[Stored entries]
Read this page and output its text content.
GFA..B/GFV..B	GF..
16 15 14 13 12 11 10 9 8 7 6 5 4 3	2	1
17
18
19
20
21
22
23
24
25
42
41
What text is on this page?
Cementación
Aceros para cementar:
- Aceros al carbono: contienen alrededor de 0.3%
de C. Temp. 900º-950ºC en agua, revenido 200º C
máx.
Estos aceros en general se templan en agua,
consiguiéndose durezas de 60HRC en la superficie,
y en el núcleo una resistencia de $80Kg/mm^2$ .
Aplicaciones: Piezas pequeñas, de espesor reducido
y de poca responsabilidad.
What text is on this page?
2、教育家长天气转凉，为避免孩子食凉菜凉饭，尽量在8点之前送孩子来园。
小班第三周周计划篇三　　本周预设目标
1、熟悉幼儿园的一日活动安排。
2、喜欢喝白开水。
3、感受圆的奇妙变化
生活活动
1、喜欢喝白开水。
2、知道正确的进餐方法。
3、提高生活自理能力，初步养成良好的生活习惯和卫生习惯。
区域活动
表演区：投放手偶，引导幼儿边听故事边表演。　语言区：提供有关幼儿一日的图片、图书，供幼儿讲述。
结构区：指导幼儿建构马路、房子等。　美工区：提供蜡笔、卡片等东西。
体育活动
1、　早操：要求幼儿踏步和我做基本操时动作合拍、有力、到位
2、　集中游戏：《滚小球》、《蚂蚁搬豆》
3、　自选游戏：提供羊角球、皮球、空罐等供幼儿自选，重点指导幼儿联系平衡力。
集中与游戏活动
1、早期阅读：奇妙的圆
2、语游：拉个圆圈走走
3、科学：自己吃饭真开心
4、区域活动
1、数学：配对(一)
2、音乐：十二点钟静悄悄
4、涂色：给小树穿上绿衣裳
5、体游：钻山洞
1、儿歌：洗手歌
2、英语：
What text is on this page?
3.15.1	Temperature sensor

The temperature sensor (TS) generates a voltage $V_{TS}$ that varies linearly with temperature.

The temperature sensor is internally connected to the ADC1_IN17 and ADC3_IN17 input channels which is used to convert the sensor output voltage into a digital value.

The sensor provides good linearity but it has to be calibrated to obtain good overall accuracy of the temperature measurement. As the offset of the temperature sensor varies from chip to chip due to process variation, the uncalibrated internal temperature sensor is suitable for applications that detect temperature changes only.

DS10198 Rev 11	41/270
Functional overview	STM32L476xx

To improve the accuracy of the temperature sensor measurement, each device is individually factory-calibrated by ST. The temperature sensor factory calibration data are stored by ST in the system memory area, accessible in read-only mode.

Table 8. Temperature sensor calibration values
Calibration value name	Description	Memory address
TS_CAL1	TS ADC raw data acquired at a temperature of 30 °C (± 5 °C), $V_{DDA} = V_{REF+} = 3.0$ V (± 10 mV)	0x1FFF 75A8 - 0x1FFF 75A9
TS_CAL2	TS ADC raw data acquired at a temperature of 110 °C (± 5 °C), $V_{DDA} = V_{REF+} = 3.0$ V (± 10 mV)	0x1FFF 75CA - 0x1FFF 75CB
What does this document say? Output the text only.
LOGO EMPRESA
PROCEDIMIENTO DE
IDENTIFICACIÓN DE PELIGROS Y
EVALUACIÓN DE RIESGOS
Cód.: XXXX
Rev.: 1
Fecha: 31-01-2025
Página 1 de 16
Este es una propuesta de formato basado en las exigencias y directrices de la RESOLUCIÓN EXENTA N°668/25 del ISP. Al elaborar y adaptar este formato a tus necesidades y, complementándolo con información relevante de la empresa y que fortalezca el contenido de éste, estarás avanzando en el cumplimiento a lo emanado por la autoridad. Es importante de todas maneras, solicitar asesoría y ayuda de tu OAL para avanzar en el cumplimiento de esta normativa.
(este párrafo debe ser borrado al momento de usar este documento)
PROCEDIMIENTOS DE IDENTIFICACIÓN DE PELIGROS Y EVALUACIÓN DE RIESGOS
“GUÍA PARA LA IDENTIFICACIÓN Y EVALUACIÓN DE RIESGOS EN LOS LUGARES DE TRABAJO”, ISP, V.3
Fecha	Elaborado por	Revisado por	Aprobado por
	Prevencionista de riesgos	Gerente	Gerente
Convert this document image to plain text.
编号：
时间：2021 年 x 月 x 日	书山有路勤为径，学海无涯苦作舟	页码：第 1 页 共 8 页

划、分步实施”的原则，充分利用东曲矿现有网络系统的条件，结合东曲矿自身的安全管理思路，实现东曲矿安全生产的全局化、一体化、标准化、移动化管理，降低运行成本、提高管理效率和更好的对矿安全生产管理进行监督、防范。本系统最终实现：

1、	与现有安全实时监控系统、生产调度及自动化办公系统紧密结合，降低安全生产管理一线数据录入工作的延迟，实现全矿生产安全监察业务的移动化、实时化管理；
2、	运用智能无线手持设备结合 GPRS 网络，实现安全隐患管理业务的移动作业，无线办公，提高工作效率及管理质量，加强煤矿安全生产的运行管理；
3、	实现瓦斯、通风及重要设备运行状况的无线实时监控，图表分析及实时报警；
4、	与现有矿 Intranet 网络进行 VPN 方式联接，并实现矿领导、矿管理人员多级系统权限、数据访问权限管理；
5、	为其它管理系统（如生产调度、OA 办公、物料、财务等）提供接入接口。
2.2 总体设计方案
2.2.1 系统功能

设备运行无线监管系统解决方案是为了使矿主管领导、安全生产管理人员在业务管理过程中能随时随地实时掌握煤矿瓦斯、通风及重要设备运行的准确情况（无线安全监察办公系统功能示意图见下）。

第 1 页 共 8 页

• _The problem_
Review the preceding data and report every line that includes the string "Fecha".

• _Response to the exercise_
Fecha: 31-01-2025
Fecha	Elaborado por	Revisado por	Aprobado por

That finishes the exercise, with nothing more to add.